[Dataset records on visual material]
_ _ _ _

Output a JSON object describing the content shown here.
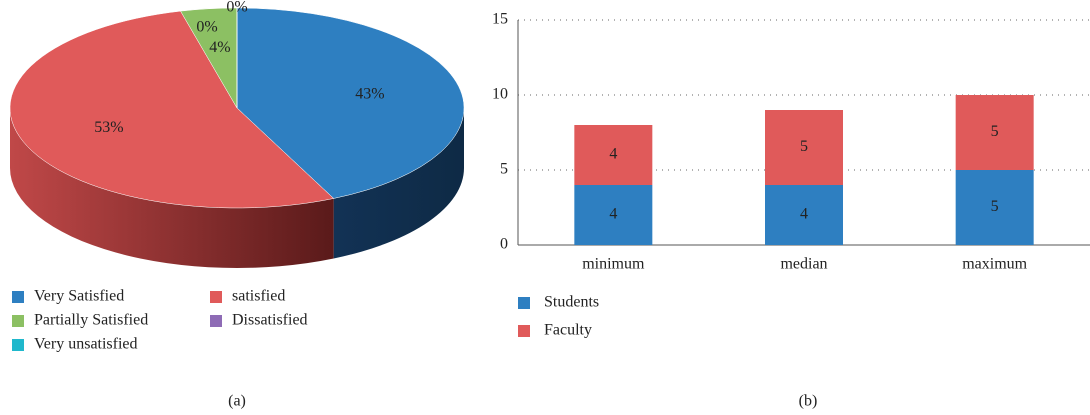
{
  "chart_data": [
    {
      "type": "pie",
      "caption": "(a)",
      "categories": [
        "Very Satisfied",
        "satisfied",
        "Partially Satisfied",
        "Dissatisfied",
        "Very unsatisfied"
      ],
      "values": [
        43,
        53,
        4,
        0,
        0
      ],
      "value_labels": [
        "43%",
        "53%",
        "4%",
        "0%",
        "0%"
      ],
      "colors": [
        "#2e7fc1",
        "#e05a5a",
        "#8cc063",
        "#8e6bb5",
        "#1fb8cc"
      ]
    },
    {
      "type": "bar",
      "caption": "(b)",
      "stacked": true,
      "categories": [
        "minimum",
        "median",
        "maximum"
      ],
      "series": [
        {
          "name": "Students",
          "color": "#2e7fc1",
          "values": [
            4,
            4,
            5
          ]
        },
        {
          "name": "Faculty",
          "color": "#e05a5a",
          "values": [
            4,
            5,
            5
          ]
        }
      ],
      "ylim": [
        0,
        15
      ],
      "yticks": [
        0,
        5,
        10,
        15
      ],
      "grid": true
    }
  ]
}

_ _ _ _

- Exercise brief: Reproduce every record above exactly, but leave out the pictures.

- Result:
Output a JSON object describing the content shown here.
{
  "chart_data": [
    {
      "type": "pie",
      "caption": "(a)",
      "categories": [
        "Very Satisfied",
        "satisfied",
        "Partially Satisfied",
        "Dissatisfied",
        "Very unsatisfied"
      ],
      "values": [
        43,
        53,
        4,
        0,
        0
      ],
      "value_labels": [
        "43%",
        "53%",
        "4%",
        "0%",
        "0%"
      ],
      "colors": [
        "#2e7fc1",
        "#e05a5a",
        "#8cc063",
        "#8e6bb5",
        "#1fb8cc"
      ]
    },
    {
      "type": "bar",
      "caption": "(b)",
      "stacked": true,
      "categories": [
        "minimum",
        "median",
        "maximum"
      ],
      "series": [
        {
          "name": "Students",
          "color": "#2e7fc1",
          "values": [
            4,
            4,
            5
          ]
        },
        {
          "name": "Faculty",
          "color": "#e05a5a",
          "values": [
            4,
            5,
            5
          ]
        }
      ],
      "ylim": [
        0,
        15
      ],
      "yticks": [
        0,
        5,
        10,
        15
      ],
      "grid": true
    }
  ]
}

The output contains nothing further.